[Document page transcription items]
****************
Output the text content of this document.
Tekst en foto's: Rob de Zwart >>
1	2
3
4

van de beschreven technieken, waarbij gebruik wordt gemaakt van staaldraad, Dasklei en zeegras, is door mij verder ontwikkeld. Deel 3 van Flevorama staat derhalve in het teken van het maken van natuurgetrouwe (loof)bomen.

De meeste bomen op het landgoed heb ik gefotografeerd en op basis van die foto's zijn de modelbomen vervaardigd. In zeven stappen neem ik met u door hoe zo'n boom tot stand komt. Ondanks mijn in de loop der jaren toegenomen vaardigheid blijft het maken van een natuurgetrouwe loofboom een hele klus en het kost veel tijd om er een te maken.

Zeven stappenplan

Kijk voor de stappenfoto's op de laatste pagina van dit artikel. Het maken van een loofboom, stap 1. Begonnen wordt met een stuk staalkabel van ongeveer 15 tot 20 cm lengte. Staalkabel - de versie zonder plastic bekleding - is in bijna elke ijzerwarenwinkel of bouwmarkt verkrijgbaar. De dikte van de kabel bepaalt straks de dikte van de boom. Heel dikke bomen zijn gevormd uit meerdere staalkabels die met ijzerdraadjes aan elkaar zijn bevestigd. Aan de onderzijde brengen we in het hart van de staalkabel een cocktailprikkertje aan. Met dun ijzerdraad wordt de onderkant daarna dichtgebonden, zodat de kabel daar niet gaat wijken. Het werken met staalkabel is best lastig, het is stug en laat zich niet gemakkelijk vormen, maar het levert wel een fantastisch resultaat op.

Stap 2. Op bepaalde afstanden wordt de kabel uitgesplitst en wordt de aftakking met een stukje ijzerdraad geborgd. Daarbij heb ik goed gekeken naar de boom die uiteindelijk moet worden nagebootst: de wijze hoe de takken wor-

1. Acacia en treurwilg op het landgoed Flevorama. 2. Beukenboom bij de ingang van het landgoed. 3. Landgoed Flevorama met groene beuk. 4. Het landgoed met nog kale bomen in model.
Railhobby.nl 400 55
****************
Exercise objective:
In the entries above, find each line with the word "zijn" and show it.

Expected answer:
De meeste bomen op het landgoed heb ik gefotografeerd en op basis van die foto's zijn de modelbomen vervaardigd. In zeven stappen neem ik met u door hoe zo'n boom tot stand komt. Ondanks mijn in de loop der jaren toegenomen vaardigheid blijft het maken van een natuurgetrouwe loofboom een hele klus en het kost veel tijd om er een te maken.
Kijk voor de stappenfoto's op de laatste pagina van dit artikel. Het maken van een loofboom, stap 1. Begonnen wordt met een stuk staalkabel van ongeveer 15 tot 20 cm lengte. Staalkabel - de versie zonder plastic bekleding - is in bijna elke ijzerwarenwinkel of bouwmarkt verkrijgbaar. De dikte van de kabel bepaalt straks de dikte van de boom. Heel dikke bomen zijn gevormd uit meerdere staalkabels die met ijzerdraadjes aan elkaar zijn bevestigd. Aan de onderzijde brengen we in het hart van de staalkabel een cocktailprikkertje aan. Met dun ijzerdraad wordt de onderkant daarna dichtgebonden, zodat de kabel daar niet gaat wijken. Het werken met staalkabel is best lastig, het is stug en laat zich niet gemakkelijk vormen, maar het levert wel een fantastisch resultaat op.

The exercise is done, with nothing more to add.